Task prompt. Pick each line containing the word "terme" out of the data below.

Input for this task.

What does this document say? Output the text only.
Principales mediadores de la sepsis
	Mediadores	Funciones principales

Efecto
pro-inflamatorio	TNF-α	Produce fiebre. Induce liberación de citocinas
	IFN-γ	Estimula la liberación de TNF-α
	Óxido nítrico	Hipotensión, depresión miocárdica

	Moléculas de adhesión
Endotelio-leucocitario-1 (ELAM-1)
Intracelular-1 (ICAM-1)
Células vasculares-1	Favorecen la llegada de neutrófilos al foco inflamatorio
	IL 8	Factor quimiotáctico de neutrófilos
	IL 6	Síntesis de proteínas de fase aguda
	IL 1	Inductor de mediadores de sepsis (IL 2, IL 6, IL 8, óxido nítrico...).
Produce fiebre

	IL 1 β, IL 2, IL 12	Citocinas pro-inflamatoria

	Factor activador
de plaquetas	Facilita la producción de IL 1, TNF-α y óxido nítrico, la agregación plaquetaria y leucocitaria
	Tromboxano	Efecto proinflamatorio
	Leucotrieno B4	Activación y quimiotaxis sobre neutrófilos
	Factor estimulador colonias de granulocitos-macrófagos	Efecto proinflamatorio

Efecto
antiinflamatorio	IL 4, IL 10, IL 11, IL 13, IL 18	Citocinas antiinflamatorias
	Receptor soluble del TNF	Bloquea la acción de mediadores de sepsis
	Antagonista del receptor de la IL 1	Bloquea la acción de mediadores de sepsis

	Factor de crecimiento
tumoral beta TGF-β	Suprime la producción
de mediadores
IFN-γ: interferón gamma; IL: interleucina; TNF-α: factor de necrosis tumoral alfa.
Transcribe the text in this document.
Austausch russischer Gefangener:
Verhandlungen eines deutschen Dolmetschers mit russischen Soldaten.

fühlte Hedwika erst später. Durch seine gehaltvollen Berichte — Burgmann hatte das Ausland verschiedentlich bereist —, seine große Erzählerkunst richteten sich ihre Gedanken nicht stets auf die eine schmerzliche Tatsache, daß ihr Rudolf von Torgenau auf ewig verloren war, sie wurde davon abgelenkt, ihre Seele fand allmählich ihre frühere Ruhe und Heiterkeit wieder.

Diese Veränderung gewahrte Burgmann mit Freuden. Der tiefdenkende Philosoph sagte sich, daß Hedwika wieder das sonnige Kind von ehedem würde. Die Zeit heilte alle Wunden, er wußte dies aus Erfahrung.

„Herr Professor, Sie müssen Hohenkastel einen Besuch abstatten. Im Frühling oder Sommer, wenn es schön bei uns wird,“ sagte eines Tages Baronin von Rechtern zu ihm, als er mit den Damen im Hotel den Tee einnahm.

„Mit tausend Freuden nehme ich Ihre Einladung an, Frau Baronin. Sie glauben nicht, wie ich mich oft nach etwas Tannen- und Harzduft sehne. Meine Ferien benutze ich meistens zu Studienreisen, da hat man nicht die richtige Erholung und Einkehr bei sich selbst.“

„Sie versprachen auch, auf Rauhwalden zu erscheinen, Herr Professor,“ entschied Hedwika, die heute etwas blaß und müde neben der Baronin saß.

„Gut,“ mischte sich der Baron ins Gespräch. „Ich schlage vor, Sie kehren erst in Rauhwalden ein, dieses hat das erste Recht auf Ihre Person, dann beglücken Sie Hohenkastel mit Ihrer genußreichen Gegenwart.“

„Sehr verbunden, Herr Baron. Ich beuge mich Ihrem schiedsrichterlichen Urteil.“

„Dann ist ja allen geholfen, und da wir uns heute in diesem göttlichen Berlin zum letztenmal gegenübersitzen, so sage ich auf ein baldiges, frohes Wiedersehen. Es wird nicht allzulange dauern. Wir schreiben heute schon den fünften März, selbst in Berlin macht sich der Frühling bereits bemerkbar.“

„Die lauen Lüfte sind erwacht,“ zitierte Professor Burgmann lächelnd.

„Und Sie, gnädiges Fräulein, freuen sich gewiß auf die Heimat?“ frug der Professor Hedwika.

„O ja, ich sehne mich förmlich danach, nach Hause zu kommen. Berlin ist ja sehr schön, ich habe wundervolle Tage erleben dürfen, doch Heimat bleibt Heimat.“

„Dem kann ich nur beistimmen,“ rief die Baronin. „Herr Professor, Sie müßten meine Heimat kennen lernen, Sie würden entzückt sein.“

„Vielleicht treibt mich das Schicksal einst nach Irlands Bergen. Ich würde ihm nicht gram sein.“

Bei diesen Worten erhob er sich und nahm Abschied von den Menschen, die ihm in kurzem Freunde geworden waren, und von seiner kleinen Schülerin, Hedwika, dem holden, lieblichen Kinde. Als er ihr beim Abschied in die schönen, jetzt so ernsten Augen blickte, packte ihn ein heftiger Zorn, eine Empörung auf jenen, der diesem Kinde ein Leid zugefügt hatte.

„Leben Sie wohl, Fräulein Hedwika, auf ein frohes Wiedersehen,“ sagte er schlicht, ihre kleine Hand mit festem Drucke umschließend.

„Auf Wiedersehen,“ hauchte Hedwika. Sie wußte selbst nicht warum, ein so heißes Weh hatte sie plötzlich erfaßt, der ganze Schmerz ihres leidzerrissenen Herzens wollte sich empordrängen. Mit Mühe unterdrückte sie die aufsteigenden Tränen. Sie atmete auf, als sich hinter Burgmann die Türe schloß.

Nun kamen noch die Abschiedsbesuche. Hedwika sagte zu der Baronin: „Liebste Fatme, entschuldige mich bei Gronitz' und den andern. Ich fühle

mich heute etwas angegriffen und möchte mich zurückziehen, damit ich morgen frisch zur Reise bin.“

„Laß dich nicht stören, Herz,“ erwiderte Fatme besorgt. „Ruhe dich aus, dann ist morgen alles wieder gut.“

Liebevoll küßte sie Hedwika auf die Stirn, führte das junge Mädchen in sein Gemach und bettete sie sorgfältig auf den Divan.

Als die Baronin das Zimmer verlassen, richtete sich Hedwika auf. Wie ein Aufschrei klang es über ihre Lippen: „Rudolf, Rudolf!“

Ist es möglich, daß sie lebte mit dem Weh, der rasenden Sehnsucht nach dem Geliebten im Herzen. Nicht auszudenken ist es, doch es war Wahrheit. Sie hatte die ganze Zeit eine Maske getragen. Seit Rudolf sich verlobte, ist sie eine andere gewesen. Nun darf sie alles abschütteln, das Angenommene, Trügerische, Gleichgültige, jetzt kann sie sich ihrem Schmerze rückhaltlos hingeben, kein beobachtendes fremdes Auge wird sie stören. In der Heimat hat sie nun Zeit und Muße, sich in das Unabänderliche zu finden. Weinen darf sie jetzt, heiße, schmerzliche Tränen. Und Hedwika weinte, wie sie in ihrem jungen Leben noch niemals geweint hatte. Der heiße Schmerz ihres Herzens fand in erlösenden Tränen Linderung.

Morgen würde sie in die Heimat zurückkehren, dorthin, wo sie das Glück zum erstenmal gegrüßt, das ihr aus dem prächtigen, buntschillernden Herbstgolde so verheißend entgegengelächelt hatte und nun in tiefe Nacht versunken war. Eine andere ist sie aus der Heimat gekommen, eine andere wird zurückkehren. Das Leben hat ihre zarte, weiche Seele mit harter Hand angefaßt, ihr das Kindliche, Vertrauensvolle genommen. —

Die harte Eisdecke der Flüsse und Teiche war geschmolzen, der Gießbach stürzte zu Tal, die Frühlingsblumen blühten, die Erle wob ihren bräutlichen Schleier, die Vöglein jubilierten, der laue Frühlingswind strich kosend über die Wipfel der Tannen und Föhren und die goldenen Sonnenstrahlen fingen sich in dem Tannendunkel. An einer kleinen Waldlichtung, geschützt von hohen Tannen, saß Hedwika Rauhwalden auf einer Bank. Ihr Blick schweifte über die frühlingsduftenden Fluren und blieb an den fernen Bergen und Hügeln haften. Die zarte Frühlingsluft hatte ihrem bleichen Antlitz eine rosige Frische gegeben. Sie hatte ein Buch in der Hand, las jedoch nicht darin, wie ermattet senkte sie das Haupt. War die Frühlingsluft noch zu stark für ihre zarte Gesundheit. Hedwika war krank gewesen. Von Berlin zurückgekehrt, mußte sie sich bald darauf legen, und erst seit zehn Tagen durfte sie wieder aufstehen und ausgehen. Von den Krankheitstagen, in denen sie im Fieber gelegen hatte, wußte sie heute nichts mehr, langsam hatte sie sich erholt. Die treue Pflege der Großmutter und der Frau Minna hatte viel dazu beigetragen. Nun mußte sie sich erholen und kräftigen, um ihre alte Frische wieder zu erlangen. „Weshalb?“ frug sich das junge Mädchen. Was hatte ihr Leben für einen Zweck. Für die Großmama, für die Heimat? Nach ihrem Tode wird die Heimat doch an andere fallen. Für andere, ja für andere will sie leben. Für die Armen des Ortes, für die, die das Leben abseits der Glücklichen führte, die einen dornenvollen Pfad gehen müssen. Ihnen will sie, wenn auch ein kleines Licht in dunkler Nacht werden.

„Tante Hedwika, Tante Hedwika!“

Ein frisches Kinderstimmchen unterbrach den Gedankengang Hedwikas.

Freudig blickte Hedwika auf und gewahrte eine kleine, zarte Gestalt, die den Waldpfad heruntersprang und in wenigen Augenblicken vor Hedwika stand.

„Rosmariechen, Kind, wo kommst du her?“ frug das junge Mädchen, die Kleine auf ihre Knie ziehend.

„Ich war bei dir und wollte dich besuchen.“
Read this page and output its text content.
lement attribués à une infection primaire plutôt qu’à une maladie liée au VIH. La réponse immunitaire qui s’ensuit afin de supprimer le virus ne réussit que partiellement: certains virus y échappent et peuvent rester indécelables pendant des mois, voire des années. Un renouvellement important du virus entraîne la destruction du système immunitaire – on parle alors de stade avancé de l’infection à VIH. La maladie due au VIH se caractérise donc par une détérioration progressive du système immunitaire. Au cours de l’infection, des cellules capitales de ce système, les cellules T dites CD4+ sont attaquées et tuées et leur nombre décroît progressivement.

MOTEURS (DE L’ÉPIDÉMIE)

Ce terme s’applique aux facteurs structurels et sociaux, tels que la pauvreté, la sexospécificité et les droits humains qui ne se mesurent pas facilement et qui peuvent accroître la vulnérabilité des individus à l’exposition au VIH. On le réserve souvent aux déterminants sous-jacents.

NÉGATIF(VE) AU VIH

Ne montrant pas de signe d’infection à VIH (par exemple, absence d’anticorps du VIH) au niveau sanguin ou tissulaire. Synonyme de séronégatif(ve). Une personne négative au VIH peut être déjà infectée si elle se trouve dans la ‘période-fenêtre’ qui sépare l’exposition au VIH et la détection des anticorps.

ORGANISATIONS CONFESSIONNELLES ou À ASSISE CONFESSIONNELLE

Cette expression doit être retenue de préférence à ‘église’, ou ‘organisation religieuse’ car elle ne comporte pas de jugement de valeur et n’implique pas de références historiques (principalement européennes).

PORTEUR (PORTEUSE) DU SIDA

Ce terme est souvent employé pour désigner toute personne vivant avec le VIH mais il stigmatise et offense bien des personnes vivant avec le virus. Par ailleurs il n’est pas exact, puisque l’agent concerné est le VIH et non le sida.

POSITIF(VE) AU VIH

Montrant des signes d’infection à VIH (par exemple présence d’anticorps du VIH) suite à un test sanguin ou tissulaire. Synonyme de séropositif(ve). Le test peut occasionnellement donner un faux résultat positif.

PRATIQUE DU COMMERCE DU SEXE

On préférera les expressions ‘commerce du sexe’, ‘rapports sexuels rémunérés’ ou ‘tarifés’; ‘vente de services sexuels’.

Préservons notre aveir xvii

Task answer.
Ce terme s’applique aux facteurs structurels et sociaux, tels que la pauvreté, la sexospécificité et les droits humains qui ne se mesurent pas facilement et qui peuvent accroître la vulnérabilité des individus à l’exposition au VIH. On le réserve souvent aux déterminants sous-jacents.
Ce terme est souvent employé pour désigner toute personne vivant avec le VIH mais il stigmatise et offense bien des personnes vivant avec le virus. Par ailleurs il n’est pas exact, puisque l’agent concerné est le VIH et non le sida.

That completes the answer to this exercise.